## Task objective
Reproduce every line in the listing that contains the word "chevron".

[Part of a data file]
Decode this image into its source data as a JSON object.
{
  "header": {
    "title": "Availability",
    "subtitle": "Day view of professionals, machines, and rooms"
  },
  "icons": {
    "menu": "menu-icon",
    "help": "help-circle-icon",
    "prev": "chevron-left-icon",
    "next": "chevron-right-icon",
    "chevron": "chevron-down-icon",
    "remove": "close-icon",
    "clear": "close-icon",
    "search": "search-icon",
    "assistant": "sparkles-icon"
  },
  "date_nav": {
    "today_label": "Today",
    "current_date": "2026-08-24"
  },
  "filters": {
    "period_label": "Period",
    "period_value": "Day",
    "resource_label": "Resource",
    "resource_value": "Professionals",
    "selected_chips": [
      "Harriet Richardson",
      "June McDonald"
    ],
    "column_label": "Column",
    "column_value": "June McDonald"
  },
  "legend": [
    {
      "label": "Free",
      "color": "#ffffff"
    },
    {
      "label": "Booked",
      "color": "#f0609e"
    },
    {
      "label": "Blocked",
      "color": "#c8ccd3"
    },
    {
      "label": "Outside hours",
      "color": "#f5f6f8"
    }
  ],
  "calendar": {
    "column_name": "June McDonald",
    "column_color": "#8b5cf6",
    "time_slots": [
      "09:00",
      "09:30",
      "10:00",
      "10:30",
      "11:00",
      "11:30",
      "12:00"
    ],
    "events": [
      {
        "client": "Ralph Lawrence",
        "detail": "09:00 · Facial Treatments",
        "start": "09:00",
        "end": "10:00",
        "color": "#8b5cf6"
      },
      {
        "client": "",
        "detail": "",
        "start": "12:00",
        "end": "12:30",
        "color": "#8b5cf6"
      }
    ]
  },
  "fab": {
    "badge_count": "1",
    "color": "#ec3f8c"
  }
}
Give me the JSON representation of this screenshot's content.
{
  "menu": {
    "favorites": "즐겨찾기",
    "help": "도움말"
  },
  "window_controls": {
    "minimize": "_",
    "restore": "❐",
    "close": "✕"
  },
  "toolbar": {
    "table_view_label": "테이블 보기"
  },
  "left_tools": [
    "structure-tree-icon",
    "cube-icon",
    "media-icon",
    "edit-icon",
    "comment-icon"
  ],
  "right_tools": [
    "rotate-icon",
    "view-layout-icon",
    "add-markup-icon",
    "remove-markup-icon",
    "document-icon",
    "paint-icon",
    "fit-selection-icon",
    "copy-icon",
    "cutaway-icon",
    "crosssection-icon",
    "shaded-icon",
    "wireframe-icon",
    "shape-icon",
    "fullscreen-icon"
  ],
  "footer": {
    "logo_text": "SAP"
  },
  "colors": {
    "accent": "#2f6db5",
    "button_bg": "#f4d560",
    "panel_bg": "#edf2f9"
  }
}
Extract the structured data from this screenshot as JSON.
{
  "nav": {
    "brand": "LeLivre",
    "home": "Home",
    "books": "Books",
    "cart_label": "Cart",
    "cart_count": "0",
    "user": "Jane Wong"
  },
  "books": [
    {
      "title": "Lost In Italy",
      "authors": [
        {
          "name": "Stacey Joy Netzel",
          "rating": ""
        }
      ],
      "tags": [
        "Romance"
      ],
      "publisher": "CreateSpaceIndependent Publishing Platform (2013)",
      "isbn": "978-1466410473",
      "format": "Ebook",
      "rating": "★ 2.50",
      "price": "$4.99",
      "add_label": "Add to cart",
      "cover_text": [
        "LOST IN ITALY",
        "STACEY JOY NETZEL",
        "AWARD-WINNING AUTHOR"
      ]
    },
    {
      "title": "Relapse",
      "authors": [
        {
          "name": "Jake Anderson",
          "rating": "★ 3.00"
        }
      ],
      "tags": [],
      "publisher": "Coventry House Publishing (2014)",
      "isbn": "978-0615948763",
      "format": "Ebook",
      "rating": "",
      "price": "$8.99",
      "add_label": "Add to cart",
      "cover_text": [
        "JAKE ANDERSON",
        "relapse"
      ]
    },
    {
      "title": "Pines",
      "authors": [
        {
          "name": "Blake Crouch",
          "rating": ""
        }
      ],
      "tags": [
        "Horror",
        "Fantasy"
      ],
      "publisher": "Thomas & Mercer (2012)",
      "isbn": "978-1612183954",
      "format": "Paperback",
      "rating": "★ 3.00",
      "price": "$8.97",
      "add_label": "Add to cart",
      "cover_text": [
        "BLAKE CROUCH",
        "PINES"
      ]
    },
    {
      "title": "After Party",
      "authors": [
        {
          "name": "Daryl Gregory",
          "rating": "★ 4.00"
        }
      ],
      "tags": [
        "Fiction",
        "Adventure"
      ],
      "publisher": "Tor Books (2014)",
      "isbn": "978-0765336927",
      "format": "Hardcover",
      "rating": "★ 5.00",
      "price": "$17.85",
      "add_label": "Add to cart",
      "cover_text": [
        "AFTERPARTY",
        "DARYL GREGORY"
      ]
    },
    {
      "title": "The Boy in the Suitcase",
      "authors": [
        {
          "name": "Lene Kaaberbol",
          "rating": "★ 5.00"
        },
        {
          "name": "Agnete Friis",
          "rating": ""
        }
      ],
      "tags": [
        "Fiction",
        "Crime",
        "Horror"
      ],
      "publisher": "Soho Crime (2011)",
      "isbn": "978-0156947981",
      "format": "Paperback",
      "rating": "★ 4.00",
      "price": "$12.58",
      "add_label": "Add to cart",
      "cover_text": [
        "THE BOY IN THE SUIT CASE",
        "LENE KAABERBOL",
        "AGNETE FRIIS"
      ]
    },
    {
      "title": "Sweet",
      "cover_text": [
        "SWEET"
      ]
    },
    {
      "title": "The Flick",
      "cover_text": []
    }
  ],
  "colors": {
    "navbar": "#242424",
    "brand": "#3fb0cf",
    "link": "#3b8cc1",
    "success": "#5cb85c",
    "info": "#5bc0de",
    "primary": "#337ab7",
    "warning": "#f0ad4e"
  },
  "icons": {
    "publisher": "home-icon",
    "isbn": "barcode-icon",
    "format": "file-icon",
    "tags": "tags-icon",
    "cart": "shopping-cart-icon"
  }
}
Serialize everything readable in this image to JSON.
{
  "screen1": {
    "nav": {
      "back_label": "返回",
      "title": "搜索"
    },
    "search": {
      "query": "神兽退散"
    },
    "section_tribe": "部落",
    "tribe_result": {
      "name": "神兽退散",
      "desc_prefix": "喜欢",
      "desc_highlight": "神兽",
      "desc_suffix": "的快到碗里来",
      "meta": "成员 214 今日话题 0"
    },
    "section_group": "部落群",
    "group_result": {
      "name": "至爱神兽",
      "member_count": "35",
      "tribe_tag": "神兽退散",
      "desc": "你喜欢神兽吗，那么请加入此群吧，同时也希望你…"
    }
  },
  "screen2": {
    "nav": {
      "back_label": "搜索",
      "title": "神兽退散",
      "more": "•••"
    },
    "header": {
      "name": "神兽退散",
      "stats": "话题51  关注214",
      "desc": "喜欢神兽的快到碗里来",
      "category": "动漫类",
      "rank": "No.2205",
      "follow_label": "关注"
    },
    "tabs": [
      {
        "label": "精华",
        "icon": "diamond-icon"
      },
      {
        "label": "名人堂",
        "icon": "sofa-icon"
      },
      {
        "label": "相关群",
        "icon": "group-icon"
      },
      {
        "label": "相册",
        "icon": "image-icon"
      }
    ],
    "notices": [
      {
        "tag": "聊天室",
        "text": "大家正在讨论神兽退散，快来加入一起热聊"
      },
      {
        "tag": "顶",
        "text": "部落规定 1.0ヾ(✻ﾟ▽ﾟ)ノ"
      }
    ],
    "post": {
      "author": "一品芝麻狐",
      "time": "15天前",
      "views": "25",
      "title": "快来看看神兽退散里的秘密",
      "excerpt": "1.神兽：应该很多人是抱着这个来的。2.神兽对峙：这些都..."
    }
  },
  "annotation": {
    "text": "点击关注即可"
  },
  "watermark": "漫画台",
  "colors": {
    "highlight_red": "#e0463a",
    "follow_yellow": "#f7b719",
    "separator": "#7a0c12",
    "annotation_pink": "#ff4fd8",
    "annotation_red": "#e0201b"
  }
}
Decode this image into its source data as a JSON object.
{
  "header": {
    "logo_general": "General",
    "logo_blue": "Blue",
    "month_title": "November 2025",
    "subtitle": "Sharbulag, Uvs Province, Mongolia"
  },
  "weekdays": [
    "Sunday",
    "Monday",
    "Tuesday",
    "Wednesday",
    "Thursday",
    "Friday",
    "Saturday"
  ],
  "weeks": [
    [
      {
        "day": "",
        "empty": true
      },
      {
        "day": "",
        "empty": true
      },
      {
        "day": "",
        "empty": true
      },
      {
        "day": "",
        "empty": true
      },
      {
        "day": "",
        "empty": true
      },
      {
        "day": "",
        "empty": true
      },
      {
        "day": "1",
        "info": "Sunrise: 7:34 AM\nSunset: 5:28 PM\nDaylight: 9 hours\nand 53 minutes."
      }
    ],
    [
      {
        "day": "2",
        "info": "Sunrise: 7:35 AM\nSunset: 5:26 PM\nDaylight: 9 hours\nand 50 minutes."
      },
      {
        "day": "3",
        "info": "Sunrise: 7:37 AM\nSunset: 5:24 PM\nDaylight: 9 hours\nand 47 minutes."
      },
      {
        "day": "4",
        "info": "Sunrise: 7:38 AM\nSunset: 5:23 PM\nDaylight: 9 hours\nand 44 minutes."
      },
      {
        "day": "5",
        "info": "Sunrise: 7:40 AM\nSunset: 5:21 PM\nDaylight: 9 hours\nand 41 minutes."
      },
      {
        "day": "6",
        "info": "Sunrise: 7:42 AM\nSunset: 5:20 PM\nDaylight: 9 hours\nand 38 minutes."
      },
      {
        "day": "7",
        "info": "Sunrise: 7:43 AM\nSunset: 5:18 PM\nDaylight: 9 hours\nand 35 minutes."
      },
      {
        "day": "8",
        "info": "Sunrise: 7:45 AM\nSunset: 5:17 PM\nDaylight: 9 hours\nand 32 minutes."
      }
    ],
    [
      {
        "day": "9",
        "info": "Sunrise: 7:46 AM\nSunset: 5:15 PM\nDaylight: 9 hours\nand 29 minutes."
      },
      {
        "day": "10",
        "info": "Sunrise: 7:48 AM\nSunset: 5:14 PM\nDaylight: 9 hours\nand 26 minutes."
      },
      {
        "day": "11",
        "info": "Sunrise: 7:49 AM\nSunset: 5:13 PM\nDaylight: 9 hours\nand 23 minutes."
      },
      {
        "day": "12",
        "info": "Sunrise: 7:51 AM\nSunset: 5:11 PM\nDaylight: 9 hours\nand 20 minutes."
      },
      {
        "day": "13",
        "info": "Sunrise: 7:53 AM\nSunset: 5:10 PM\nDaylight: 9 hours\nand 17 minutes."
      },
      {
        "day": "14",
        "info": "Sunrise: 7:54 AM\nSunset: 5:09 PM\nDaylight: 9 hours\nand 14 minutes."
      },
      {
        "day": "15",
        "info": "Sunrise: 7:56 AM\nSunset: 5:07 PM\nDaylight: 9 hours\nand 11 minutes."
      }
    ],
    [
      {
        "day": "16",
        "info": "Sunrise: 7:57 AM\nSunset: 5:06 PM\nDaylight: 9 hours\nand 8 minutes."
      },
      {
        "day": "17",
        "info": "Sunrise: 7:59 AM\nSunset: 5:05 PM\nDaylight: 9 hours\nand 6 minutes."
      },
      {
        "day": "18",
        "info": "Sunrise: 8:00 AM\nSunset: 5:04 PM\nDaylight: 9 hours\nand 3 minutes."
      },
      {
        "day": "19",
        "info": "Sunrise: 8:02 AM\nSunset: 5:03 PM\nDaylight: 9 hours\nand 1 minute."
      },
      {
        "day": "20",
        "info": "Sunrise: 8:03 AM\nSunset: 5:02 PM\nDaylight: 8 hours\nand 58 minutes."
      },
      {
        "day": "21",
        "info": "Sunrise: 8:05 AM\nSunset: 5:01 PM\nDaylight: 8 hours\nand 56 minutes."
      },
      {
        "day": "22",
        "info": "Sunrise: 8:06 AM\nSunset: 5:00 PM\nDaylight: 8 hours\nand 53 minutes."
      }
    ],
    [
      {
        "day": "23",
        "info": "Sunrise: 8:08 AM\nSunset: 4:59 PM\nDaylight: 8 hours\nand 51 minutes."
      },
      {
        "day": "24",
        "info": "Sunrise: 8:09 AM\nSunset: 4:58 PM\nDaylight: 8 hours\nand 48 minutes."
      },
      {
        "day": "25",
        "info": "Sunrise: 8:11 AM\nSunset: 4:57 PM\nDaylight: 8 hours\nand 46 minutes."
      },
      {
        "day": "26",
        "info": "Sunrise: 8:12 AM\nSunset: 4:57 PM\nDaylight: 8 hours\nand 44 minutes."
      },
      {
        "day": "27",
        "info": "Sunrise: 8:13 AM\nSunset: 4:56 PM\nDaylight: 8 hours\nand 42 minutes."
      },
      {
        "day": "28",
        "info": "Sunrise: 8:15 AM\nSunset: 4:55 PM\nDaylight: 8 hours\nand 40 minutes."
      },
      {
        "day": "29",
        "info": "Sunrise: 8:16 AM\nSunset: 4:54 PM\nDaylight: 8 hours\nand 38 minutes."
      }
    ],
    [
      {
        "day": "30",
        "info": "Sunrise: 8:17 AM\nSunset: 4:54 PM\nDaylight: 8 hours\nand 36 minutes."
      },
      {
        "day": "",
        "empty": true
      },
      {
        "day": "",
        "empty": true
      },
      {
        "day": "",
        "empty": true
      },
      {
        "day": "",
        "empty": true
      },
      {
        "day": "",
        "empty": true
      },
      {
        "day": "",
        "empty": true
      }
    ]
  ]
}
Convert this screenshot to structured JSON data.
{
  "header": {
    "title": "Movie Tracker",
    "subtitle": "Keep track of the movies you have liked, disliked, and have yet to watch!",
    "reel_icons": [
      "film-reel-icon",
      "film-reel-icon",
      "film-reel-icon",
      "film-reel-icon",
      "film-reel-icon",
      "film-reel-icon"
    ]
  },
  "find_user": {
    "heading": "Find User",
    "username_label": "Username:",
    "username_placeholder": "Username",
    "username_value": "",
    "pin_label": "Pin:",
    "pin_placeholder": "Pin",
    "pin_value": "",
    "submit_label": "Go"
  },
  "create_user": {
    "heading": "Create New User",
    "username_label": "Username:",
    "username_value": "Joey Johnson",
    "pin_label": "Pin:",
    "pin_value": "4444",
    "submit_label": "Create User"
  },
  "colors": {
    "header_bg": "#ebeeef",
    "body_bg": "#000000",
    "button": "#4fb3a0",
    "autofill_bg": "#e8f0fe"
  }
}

## Answer to this problem
    "prev": "chevron-left-icon",
    "next": "chevron-right-icon",
    "chevron": "chevron-down-icon",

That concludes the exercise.